◆ **Problem to solve**
The entries below are to be transcribed in full, without their images.
┌─ Supplied information
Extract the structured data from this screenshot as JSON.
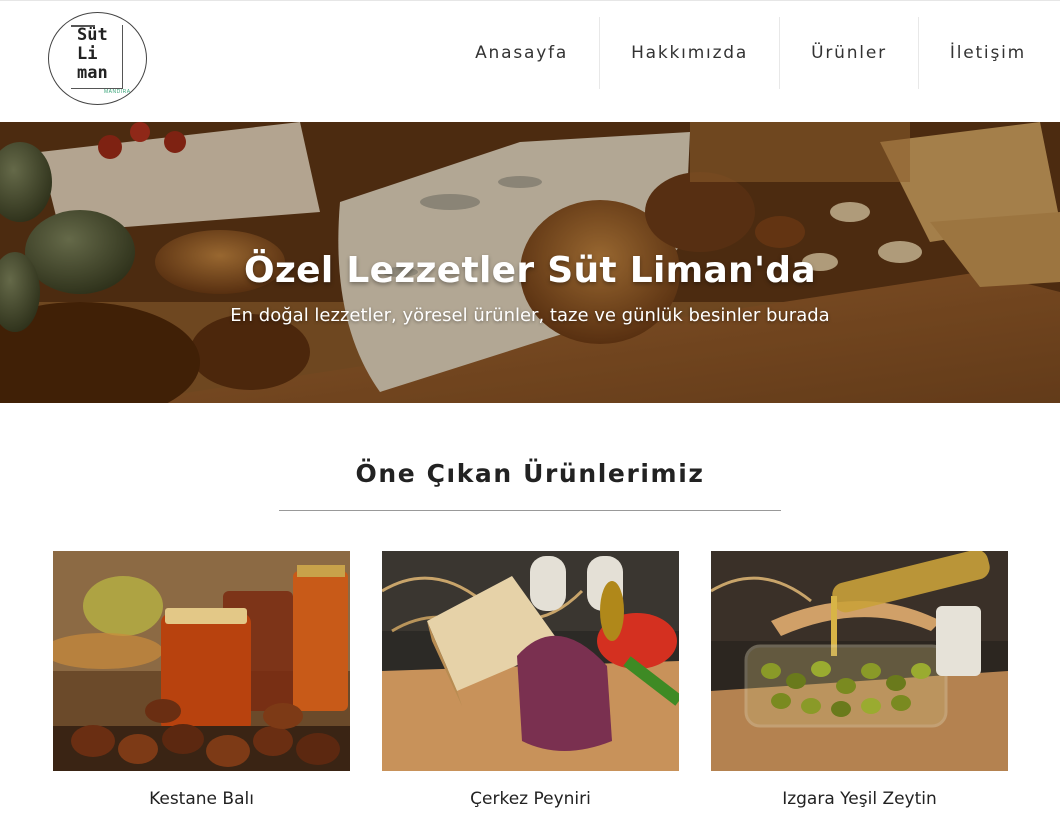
{
  "header": {
    "logo": {
      "line1": "Süt",
      "line2": "Li",
      "line3": "man",
      "tagline": "MANDIRA"
    },
    "nav": [
      {
        "label": "Anasayfa"
      },
      {
        "label": "Hakkımızda"
      },
      {
        "label": "Ürünler"
      },
      {
        "label": "İletişim"
      }
    ]
  },
  "hero": {
    "title": "Özel Lezzetler Süt Liman'da",
    "subtitle": "En doğal lezzetler, yöresel ürünler, taze ve günlük besinler burada"
  },
  "featured": {
    "title": "Öne Çıkan Ürünlerimiz",
    "products": [
      {
        "name": "Kestane Balı"
      },
      {
        "name": "Çerkez Peyniri"
      },
      {
        "name": "Izgara Yeşil Zeytin"
      }
    ]
  },
  "colors": {
    "accent": "#3aa57a",
    "text": "#222222",
    "divider": "#999999"
  }
}
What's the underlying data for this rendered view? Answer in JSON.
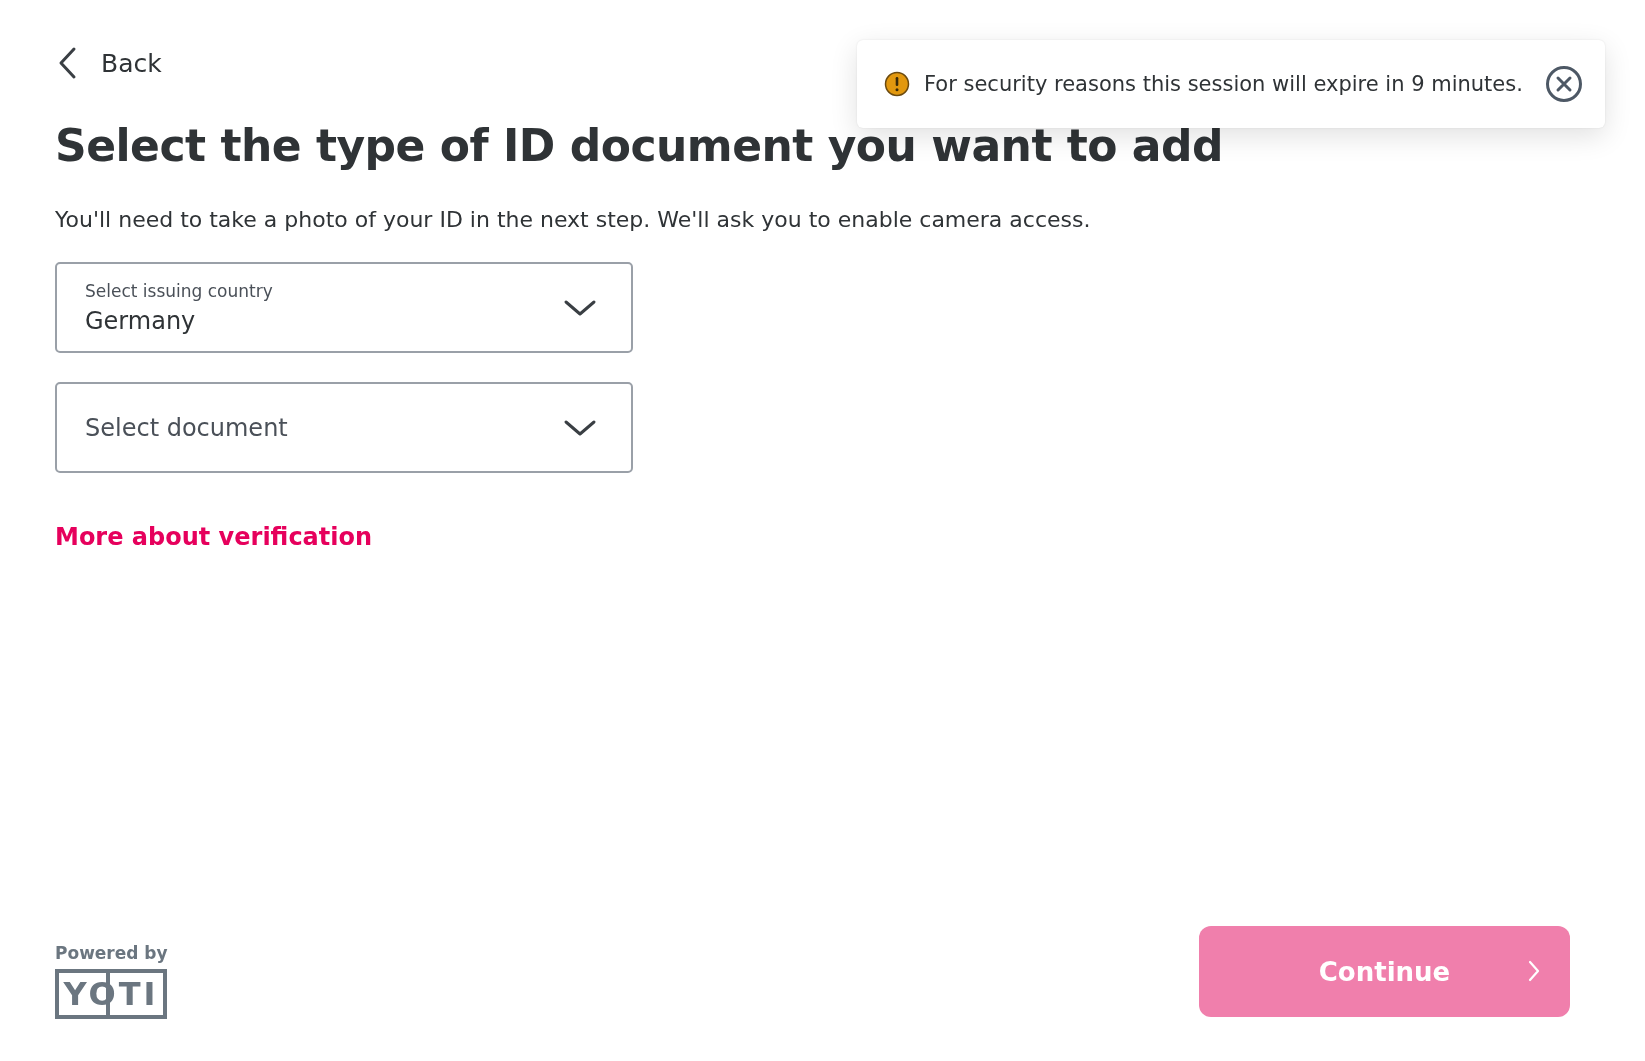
{
  "back": {
    "label": "Back"
  },
  "toast": {
    "message": "For security reasons this session will expire in 9 minutes."
  },
  "title": "Select the type of ID document you want to add",
  "subtitle": "You'll need to take a photo of your ID in the next step. We'll ask you to enable camera access.",
  "fields": [
    {
      "label": "Select issuing country",
      "value": "Germany"
    },
    {
      "placeholder": "Select document"
    }
  ],
  "link": "More about verification",
  "footer": {
    "powered_by": "Powered by",
    "logo": "YOTI"
  },
  "continue_button": {
    "label": "Continue",
    "disabled": true
  }
}
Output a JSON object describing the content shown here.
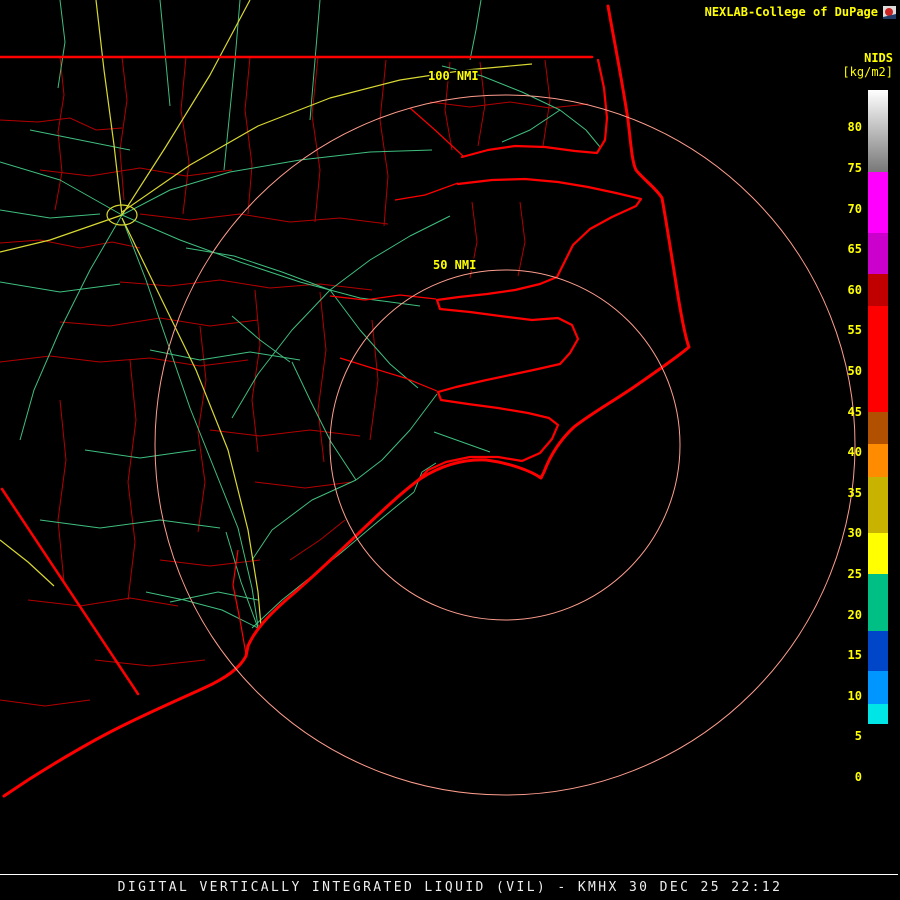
{
  "header": {
    "title": "NEXLAB-College of DuPage"
  },
  "product": {
    "name": "NIDS",
    "units": "[kg/m2]"
  },
  "colorbar": {
    "scale": {
      "min": -1.6,
      "max": 84.6
    },
    "ticks": [
      80,
      75,
      70,
      65,
      60,
      55,
      50,
      45,
      40,
      35,
      30,
      25,
      20,
      15,
      10,
      5,
      0
    ],
    "segments": [
      {
        "from": 74.5,
        "to": 84.6,
        "background": "linear-gradient(#ffffff, #787878)"
      },
      {
        "from": 67,
        "to": 74.5,
        "background": "#ff00ff"
      },
      {
        "from": 62,
        "to": 67,
        "background": "#cc00cc"
      },
      {
        "from": 58,
        "to": 62,
        "background": "#c00000"
      },
      {
        "from": 45,
        "to": 58,
        "background": "#ff0000"
      },
      {
        "from": 41,
        "to": 45,
        "background": "#b05000"
      },
      {
        "from": 37,
        "to": 41,
        "background": "#ff8c00"
      },
      {
        "from": 30,
        "to": 37,
        "background": "#c8b400"
      },
      {
        "from": 25,
        "to": 30,
        "background": "#ffff00"
      },
      {
        "from": 18,
        "to": 25,
        "background": "#00bf84"
      },
      {
        "from": 13,
        "to": 18,
        "background": "#0046c8"
      },
      {
        "from": 9,
        "to": 13,
        "background": "#0096ff"
      },
      {
        "from": 6.5,
        "to": 9,
        "background": "#00e6e6"
      },
      {
        "from": -1.6,
        "to": 6.5,
        "background": "#000000"
      }
    ]
  },
  "rings": [
    {
      "label": "100 NMI"
    },
    {
      "label": "50 NMI"
    }
  ],
  "footer": {
    "caption": "DIGITAL VERTICALLY INTEGRATED LIQUID (VIL) - KMHX 30 DEC 25 22:12"
  },
  "colors": {
    "background": "#000000",
    "coastline": "#ff0000",
    "county_border": "#b40000",
    "road_primary": "#3fbf7f",
    "road_interstate": "#d8d832",
    "range_ring": "#ff9e8e",
    "label_yellow": "#ffff00",
    "footer_text": "#ededed"
  }
}
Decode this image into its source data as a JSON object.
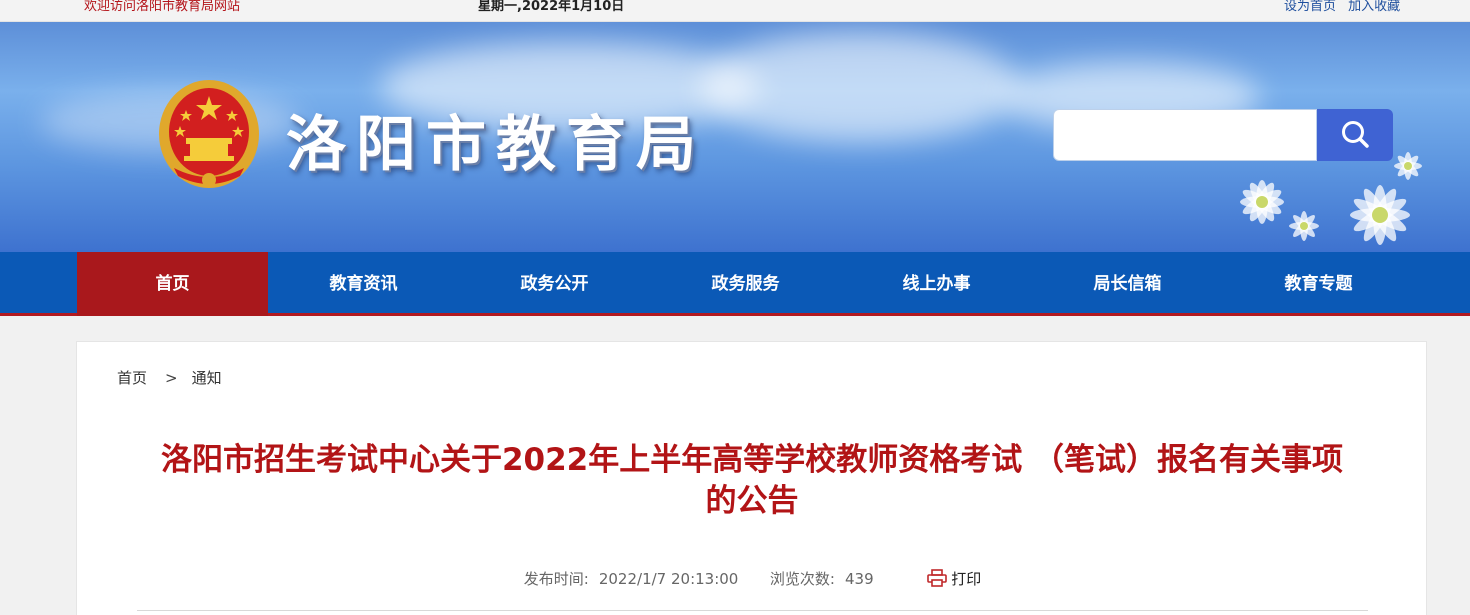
{
  "topbar": {
    "welcome": "欢迎访问洛阳市教育局网站",
    "date": "星期一,2022年1月10日",
    "set_home": "设为首页",
    "add_favorite": "加入收藏"
  },
  "header": {
    "site_title": "洛阳市教育局",
    "search_placeholder": "",
    "emblem_icon": "national-emblem-icon",
    "search_icon": "search-icon"
  },
  "nav": {
    "items": [
      {
        "label": "首页",
        "active": true
      },
      {
        "label": "教育资讯",
        "active": false
      },
      {
        "label": "政务公开",
        "active": false
      },
      {
        "label": "政务服务",
        "active": false
      },
      {
        "label": "线上办事",
        "active": false
      },
      {
        "label": "局长信箱",
        "active": false
      },
      {
        "label": "教育专题",
        "active": false
      }
    ]
  },
  "breadcrumb": {
    "home": "首页",
    "separator": ">",
    "current": "通知"
  },
  "article": {
    "title": "洛阳市招生考试中心关于2022年上半年高等学校教师资格考试 （笔试）报名有关事项的公告",
    "publish_label": "发布时间:",
    "publish_time": "2022/1/7 20:13:00",
    "views_label": "浏览次数:",
    "views": "439",
    "print_label": "打印",
    "print_icon": "printer-icon"
  },
  "colors": {
    "nav_bg": "#0b59b6",
    "nav_active": "#a9181c",
    "title_red": "#b21416",
    "search_button": "#3f63d3"
  }
}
└─
◆ **The reply**
Extract the structured data from this screenshot as JSON.
{
  "header": {
    "logo": {
      "line1": "Süt",
      "line2": "Li",
      "line3": "man",
      "tagline": "MANDIRA"
    },
    "nav": [
      {
        "label": "Anasayfa"
      },
      {
        "label": "Hakkımızda"
      },
      {
        "label": "Ürünler"
      },
      {
        "label": "İletişim"
      }
    ]
  },
  "hero": {
    "title": "Özel Lezzetler Süt Liman'da",
    "subtitle": "En doğal lezzetler, yöresel ürünler, taze ve günlük besinler burada"
  },
  "featured": {
    "title": "Öne Çıkan Ürünlerimiz",
    "products": [
      {
        "name": "Kestane Balı"
      },
      {
        "name": "Çerkez Peyniri"
      },
      {
        "name": "Izgara Yeşil Zeytin"
      }
    ]
  },
  "colors": {
    "accent": "#3aa57a",
    "text": "#222222",
    "divider": "#999999"
  }
}
What's the underlying data for this rendered view? Answer in JSON.
{
  "back": {
    "label": "Back"
  },
  "toast": {
    "message": "For security reasons this session will expire in 9 minutes."
  },
  "title": "Select the type of ID document you want to add",
  "subtitle": "You'll need to take a photo of your ID in the next step. We'll ask you to enable camera access.",
  "fields": [
    {
      "label": "Select issuing country",
      "value": "Germany"
    },
    {
      "placeholder": "Select document"
    }
  ],
  "link": "More about verification",
  "footer": {
    "powered_by": "Powered by",
    "logo": "YOTI"
  },
  "continue_button": {
    "label": "Continue",
    "disabled": true
  }
}
Output a JSON object describing the content shown here.
{
  "header": {
    "title": "NEXLAB-College of DuPage"
  },
  "product": {
    "name": "NIDS",
    "units": "[kg/m2]"
  },
  "colorbar": {
    "scale": {
      "min": -1.6,
      "max": 84.6
    },
    "ticks": [
      80,
      75,
      70,
      65,
      60,
      55,
      50,
      45,
      40,
      35,
      30,
      25,
      20,
      15,
      10,
      5,
      0
    ],
    "segments": [
      {
        "from": 74.5,
        "to": 84.6,
        "background": "linear-gradient(#ffffff, #787878)"
      },
      {
        "from": 67,
        "to": 74.5,
        "background": "#ff00ff"
      },
      {
        "from": 62,
        "to": 67,
        "background": "#cc00cc"
      },
      {
        "from": 58,
        "to": 62,
        "background": "#c00000"
      },
      {
        "from": 45,
        "to": 58,
        "background": "#ff0000"
      },
      {
        "from": 41,
        "to": 45,
        "background": "#b05000"
      },
      {
        "from": 37,
        "to": 41,
        "background": "#ff8c00"
      },
      {
        "from": 30,
        "to": 37,
        "background": "#c8b400"
      },
      {
        "from": 25,
        "to": 30,
        "background": "#ffff00"
      },
      {
        "from": 18,
        "to": 25,
        "background": "#00bf84"
      },
      {
        "from": 13,
        "to": 18,
        "background": "#0046c8"
      },
      {
        "from": 9,
        "to": 13,
        "background": "#0096ff"
      },
      {
        "from": 6.5,
        "to": 9,
        "background": "#00e6e6"
      },
      {
        "from": -1.6,
        "to": 6.5,
        "background": "#000000"
      }
    ]
  },
  "rings": [
    {
      "label": "100 NMI"
    },
    {
      "label": "50 NMI"
    }
  ],
  "footer": {
    "caption": "DIGITAL VERTICALLY INTEGRATED LIQUID (VIL) - KMHX 30 DEC 25 22:12"
  },
  "colors": {
    "background": "#000000",
    "coastline": "#ff0000",
    "county_border": "#b40000",
    "road_primary": "#3fbf7f",
    "road_interstate": "#d8d832",
    "range_ring": "#ff9e8e",
    "label_yellow": "#ffff00",
    "footer_text": "#ededed"
  }
}
Decode this image into its source data as a JSON object.
{
  "topbar": {
    "welcome": "欢迎访问洛阳市教育局网站",
    "date": "星期一,2022年1月10日",
    "set_home": "设为首页",
    "add_favorite": "加入收藏"
  },
  "header": {
    "site_title": "洛阳市教育局",
    "search_placeholder": "",
    "emblem_icon": "national-emblem-icon",
    "search_icon": "search-icon"
  },
  "nav": {
    "items": [
      {
        "label": "首页",
        "active": true
      },
      {
        "label": "教育资讯",
        "active": false
      },
      {
        "label": "政务公开",
        "active": false
      },
      {
        "label": "政务服务",
        "active": false
      },
      {
        "label": "线上办事",
        "active": false
      },
      {
        "label": "局长信箱",
        "active": false
      },
      {
        "label": "教育专题",
        "active": false
      }
    ]
  },
  "breadcrumb": {
    "home": "首页",
    "separator": ">",
    "current": "通知"
  },
  "article": {
    "title": "洛阳市招生考试中心关于2022年上半年高等学校教师资格考试 （笔试）报名有关事项的公告",
    "publish_label": "发布时间:",
    "publish_time": "2022/1/7 20:13:00",
    "views_label": "浏览次数:",
    "views": "439",
    "print_label": "打印",
    "print_icon": "printer-icon"
  },
  "colors": {
    "nav_bg": "#0b59b6",
    "nav_active": "#a9181c",
    "title_red": "#b21416",
    "search_button": "#3f63d3"
  }
}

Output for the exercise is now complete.